> **Exercise brief**: Your task is to repeat the entries underneath exactly, minus the pictures.

#### Extracted entries

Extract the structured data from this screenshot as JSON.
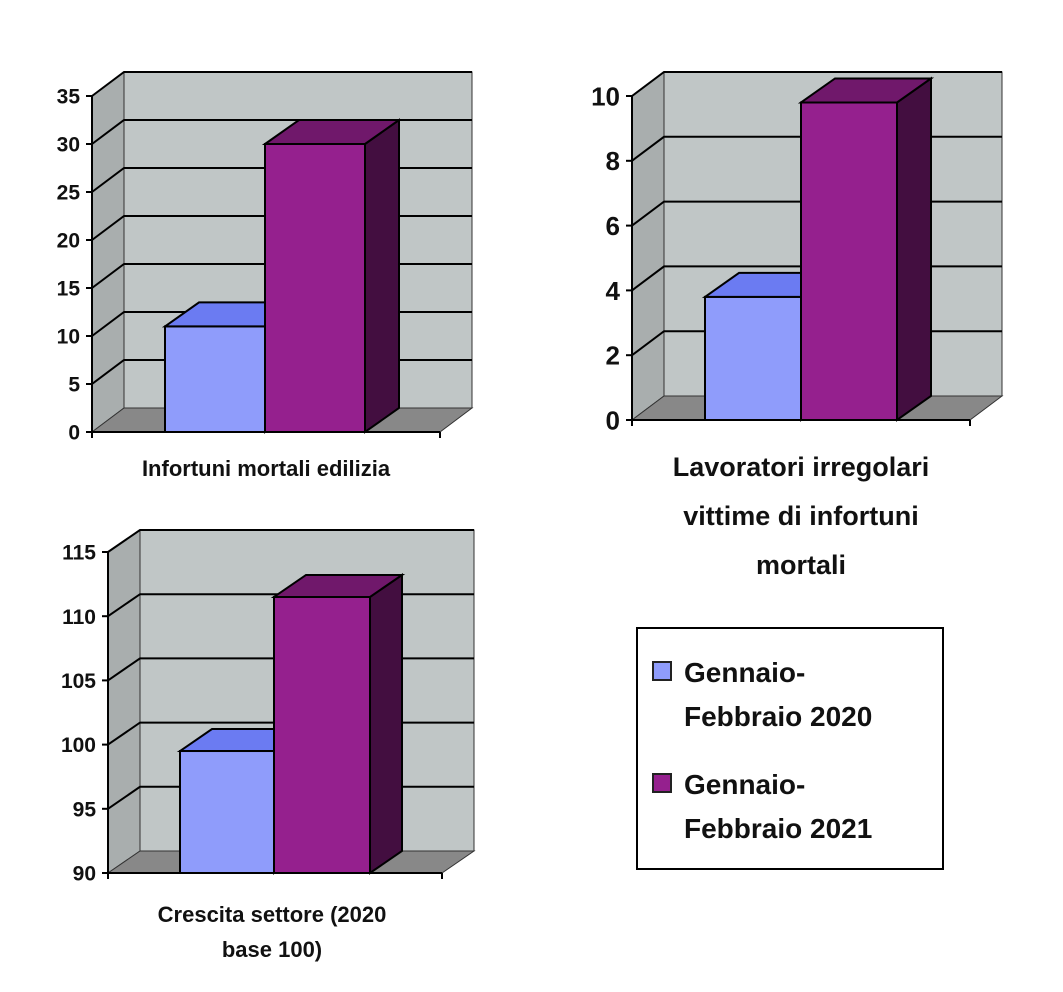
{
  "colors": {
    "series1": "#8f9cfb",
    "series2": "#95208e",
    "wall": "#c0c6c6",
    "floor": "#888888",
    "grid": "#000000"
  },
  "chart_data": [
    {
      "type": "bar",
      "categories": [
        "Infortuni mortali edilizia"
      ],
      "series": [
        {
          "name": "Gennaio-Febbraio 2020",
          "values": [
            11
          ]
        },
        {
          "name": "Gennaio-Febbraio 2021",
          "values": [
            30
          ]
        }
      ],
      "ylim": [
        0,
        35
      ],
      "yticks": [
        "0",
        "5",
        "10",
        "15",
        "20",
        "25",
        "30",
        "35"
      ],
      "grid": true,
      "legend": "none"
    },
    {
      "type": "bar",
      "categories": [
        "Lavoratori irregolari vittime di infortuni mortali"
      ],
      "series": [
        {
          "name": "Gennaio-Febbraio 2020",
          "values": [
            3.8
          ]
        },
        {
          "name": "Gennaio-Febbraio 2021",
          "values": [
            9.8
          ]
        }
      ],
      "ylim": [
        0,
        10
      ],
      "yticks": [
        "0",
        "2",
        "4",
        "6",
        "8",
        "10"
      ],
      "grid": true,
      "legend": "none"
    },
    {
      "type": "bar",
      "categories": [
        "Crescita settore (2020 base 100)"
      ],
      "series": [
        {
          "name": "Gennaio-Febbraio 2020",
          "values": [
            99.5
          ]
        },
        {
          "name": "Gennaio-Febbraio 2021",
          "values": [
            111.5
          ]
        }
      ],
      "ylim": [
        90,
        115
      ],
      "yticks": [
        "90",
        "95",
        "100",
        "105",
        "110",
        "115"
      ],
      "grid": true,
      "legend": "right"
    }
  ],
  "category_label_lines": [
    [
      "Infortuni mortali edilizia"
    ],
    [
      "Lavoratori irregolari",
      "vittime di infortuni",
      "mortali"
    ],
    [
      "Crescita settore (2020",
      "base 100)"
    ]
  ],
  "legend": {
    "items": [
      {
        "line1": "Gennaio-",
        "line2": "Febbraio 2020"
      },
      {
        "line1": "Gennaio-",
        "line2": "Febbraio 2021"
      }
    ]
  }
}
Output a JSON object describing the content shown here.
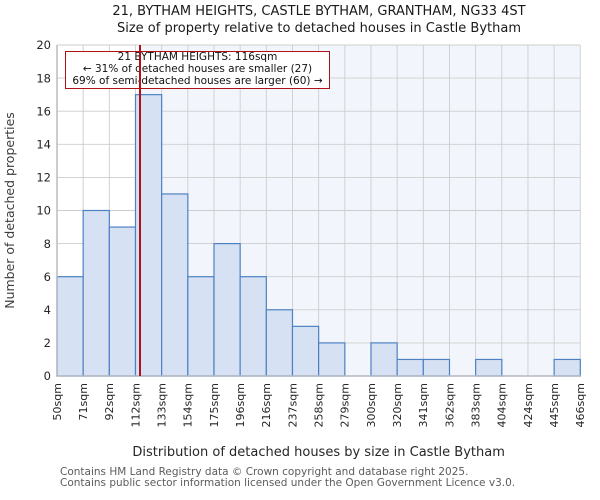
{
  "page": {
    "title": "21, BYTHAM HEIGHTS, CASTLE BYTHAM, GRANTHAM, NG33 4ST",
    "subtitle": "Size of property relative to detached houses in Castle Bytham"
  },
  "annotation": {
    "line1": "21 BYTHAM HEIGHTS: 116sqm",
    "line2": "← 31% of detached houses are smaller (27)",
    "line3": "69% of semi-detached houses are larger (60) →"
  },
  "footer": {
    "line1": "Contains HM Land Registry data © Crown copyright and database right 2025.",
    "line2": "Contains public sector information licensed under the Open Government Licence v3.0."
  },
  "chart_data": {
    "type": "bar",
    "title": "21, BYTHAM HEIGHTS, CASTLE BYTHAM, GRANTHAM, NG33 4ST",
    "subtitle": "Size of property relative to detached houses in Castle Bytham",
    "xlabel": "Distribution of detached houses by size in Castle Bytham",
    "ylabel": "Number of detached properties",
    "categories": [
      "50sqm",
      "71sqm",
      "92sqm",
      "112sqm",
      "133sqm",
      "154sqm",
      "175sqm",
      "196sqm",
      "216sqm",
      "237sqm",
      "258sqm",
      "279sqm",
      "300sqm",
      "320sqm",
      "341sqm",
      "362sqm",
      "383sqm",
      "404sqm",
      "424sqm",
      "445sqm",
      "466sqm"
    ],
    "bin_edges": [
      50,
      71,
      92,
      112,
      133,
      154,
      175,
      196,
      216,
      237,
      258,
      279,
      300,
      320,
      341,
      362,
      383,
      404,
      424,
      445,
      466
    ],
    "values": [
      6,
      10,
      9,
      17,
      11,
      6,
      8,
      6,
      4,
      3,
      2,
      0,
      2,
      1,
      1,
      0,
      1,
      0,
      0,
      1
    ],
    "ylim": [
      0,
      20
    ],
    "ytick_step": 2,
    "grid": true,
    "legend": "none",
    "marker": {
      "value": 116,
      "label": "116sqm",
      "smaller_pct": 31,
      "smaller_count": 27,
      "larger_pct": 69,
      "larger_count": 60
    },
    "colors": {
      "bar_fill": "#d6e2f4",
      "bar_edge": "#4d82c2",
      "marker_line": "#b01116",
      "annotation_border": "#b01116",
      "grid": "#cdcdcd",
      "spine": "#b3b8c0",
      "shade_right": "#f2f6fc",
      "tick_text": "#262626",
      "axis_label_text": "#3d3d3d"
    }
  }
}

########

> **Solution for this problem**:
Extract the structured data from this screenshot as JSON.
{
  "colors": {
    "series1": "#8f9cfb",
    "series2": "#95208e",
    "wall": "#c0c6c6",
    "floor": "#888888",
    "grid": "#000000"
  },
  "chart_data": [
    {
      "type": "bar",
      "categories": [
        "Infortuni mortali edilizia"
      ],
      "series": [
        {
          "name": "Gennaio-Febbraio 2020",
          "values": [
            11
          ]
        },
        {
          "name": "Gennaio-Febbraio 2021",
          "values": [
            30
          ]
        }
      ],
      "ylim": [
        0,
        35
      ],
      "yticks": [
        "0",
        "5",
        "10",
        "15",
        "20",
        "25",
        "30",
        "35"
      ],
      "grid": true,
      "legend": "none"
    },
    {
      "type": "bar",
      "categories": [
        "Lavoratori irregolari vittime di infortuni mortali"
      ],
      "series": [
        {
          "name": "Gennaio-Febbraio 2020",
          "values": [
            3.8
          ]
        },
        {
          "name": "Gennaio-Febbraio 2021",
          "values": [
            9.8
          ]
        }
      ],
      "ylim": [
        0,
        10
      ],
      "yticks": [
        "0",
        "2",
        "4",
        "6",
        "8",
        "10"
      ],
      "grid": true,
      "legend": "none"
    },
    {
      "type": "bar",
      "categories": [
        "Crescita settore (2020 base 100)"
      ],
      "series": [
        {
          "name": "Gennaio-Febbraio 2020",
          "values": [
            99.5
          ]
        },
        {
          "name": "Gennaio-Febbraio 2021",
          "values": [
            111.5
          ]
        }
      ],
      "ylim": [
        90,
        115
      ],
      "yticks": [
        "90",
        "95",
        "100",
        "105",
        "110",
        "115"
      ],
      "grid": true,
      "legend": "right"
    }
  ],
  "category_label_lines": [
    [
      "Infortuni mortali edilizia"
    ],
    [
      "Lavoratori irregolari",
      "vittime di infortuni",
      "mortali"
    ],
    [
      "Crescita settore (2020",
      "base 100)"
    ]
  ],
  "legend": {
    "items": [
      {
        "line1": "Gennaio-",
        "line2": "Febbraio 2020"
      },
      {
        "line1": "Gennaio-",
        "line2": "Febbraio 2021"
      }
    ]
  }
}
Output a JSON object describing the content shown here.
{
  "page": {
    "title": "21, BYTHAM HEIGHTS, CASTLE BYTHAM, GRANTHAM, NG33 4ST",
    "subtitle": "Size of property relative to detached houses in Castle Bytham"
  },
  "annotation": {
    "line1": "21 BYTHAM HEIGHTS: 116sqm",
    "line2": "← 31% of detached houses are smaller (27)",
    "line3": "69% of semi-detached houses are larger (60) →"
  },
  "footer": {
    "line1": "Contains HM Land Registry data © Crown copyright and database right 2025.",
    "line2": "Contains public sector information licensed under the Open Government Licence v3.0."
  },
  "chart_data": {
    "type": "bar",
    "title": "21, BYTHAM HEIGHTS, CASTLE BYTHAM, GRANTHAM, NG33 4ST",
    "subtitle": "Size of property relative to detached houses in Castle Bytham",
    "xlabel": "Distribution of detached houses by size in Castle Bytham",
    "ylabel": "Number of detached properties",
    "categories": [
      "50sqm",
      "71sqm",
      "92sqm",
      "112sqm",
      "133sqm",
      "154sqm",
      "175sqm",
      "196sqm",
      "216sqm",
      "237sqm",
      "258sqm",
      "279sqm",
      "300sqm",
      "320sqm",
      "341sqm",
      "362sqm",
      "383sqm",
      "404sqm",
      "424sqm",
      "445sqm",
      "466sqm"
    ],
    "bin_edges": [
      50,
      71,
      92,
      112,
      133,
      154,
      175,
      196,
      216,
      237,
      258,
      279,
      300,
      320,
      341,
      362,
      383,
      404,
      424,
      445,
      466
    ],
    "values": [
      6,
      10,
      9,
      17,
      11,
      6,
      8,
      6,
      4,
      3,
      2,
      0,
      2,
      1,
      1,
      0,
      1,
      0,
      0,
      1
    ],
    "ylim": [
      0,
      20
    ],
    "ytick_step": 2,
    "grid": true,
    "legend": "none",
    "marker": {
      "value": 116,
      "label": "116sqm",
      "smaller_pct": 31,
      "smaller_count": 27,
      "larger_pct": 69,
      "larger_count": 60
    },
    "colors": {
      "bar_fill": "#d6e2f4",
      "bar_edge": "#4d82c2",
      "marker_line": "#b01116",
      "annotation_border": "#b01116",
      "grid": "#cdcdcd",
      "spine": "#b3b8c0",
      "shade_right": "#f2f6fc",
      "tick_text": "#262626",
      "axis_label_text": "#3d3d3d"
    }
  }
}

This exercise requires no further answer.